start Entries

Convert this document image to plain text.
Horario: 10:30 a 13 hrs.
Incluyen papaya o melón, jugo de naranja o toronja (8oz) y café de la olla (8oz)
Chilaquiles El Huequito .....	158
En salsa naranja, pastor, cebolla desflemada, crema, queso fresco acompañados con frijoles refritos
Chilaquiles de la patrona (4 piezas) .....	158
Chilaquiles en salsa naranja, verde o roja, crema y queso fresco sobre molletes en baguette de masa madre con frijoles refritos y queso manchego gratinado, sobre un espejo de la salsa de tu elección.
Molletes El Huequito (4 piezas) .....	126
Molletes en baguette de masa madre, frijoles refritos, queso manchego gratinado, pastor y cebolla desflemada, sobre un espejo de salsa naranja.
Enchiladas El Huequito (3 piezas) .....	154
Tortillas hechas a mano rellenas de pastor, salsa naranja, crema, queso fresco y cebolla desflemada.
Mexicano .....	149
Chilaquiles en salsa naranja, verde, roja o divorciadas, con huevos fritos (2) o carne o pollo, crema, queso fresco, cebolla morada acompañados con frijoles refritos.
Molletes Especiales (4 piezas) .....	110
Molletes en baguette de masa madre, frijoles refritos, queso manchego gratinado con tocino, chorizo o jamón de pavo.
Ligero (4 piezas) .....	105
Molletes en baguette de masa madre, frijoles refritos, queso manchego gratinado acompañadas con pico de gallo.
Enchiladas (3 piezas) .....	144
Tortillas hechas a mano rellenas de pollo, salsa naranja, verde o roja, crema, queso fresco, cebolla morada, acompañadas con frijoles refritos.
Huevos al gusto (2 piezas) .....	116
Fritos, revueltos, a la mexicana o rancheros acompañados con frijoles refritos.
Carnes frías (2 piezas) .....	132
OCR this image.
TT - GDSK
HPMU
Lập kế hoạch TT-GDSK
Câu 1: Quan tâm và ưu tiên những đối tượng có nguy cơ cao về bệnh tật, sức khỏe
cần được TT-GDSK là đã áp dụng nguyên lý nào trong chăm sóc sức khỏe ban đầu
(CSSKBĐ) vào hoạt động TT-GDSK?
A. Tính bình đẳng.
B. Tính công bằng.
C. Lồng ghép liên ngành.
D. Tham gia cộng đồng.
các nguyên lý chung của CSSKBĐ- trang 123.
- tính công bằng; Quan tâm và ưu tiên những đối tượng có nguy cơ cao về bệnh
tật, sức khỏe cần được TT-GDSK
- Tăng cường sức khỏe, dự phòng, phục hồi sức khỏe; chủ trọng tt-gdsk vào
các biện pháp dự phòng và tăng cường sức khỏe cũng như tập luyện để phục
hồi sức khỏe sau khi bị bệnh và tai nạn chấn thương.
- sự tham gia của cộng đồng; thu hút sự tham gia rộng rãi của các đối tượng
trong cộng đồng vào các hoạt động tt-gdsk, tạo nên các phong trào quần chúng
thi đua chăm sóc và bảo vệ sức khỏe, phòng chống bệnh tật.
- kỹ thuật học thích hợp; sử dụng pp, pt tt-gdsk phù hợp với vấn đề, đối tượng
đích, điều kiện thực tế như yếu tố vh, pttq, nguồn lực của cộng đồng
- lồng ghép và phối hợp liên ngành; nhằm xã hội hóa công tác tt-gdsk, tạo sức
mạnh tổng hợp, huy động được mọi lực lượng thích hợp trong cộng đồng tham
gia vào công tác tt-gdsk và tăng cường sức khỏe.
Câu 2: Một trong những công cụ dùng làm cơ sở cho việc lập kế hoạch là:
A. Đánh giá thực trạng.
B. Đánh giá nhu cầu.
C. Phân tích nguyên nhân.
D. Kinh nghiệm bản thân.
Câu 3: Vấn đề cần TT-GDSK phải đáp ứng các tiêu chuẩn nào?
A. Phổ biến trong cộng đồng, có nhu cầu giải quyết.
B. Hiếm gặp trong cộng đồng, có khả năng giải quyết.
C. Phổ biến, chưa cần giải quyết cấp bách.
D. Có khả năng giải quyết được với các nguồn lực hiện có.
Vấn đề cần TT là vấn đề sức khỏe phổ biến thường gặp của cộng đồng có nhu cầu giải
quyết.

end Entries

- **Written exercise**: Identify each line in the entries with the word "ghép" and copy it.

- **Task result**:
C. Lồng ghép liên ngành.
- lồng ghép và phối hợp liên ngành; nhằm xã hội hóa công tác tt-gdsk, tạo sức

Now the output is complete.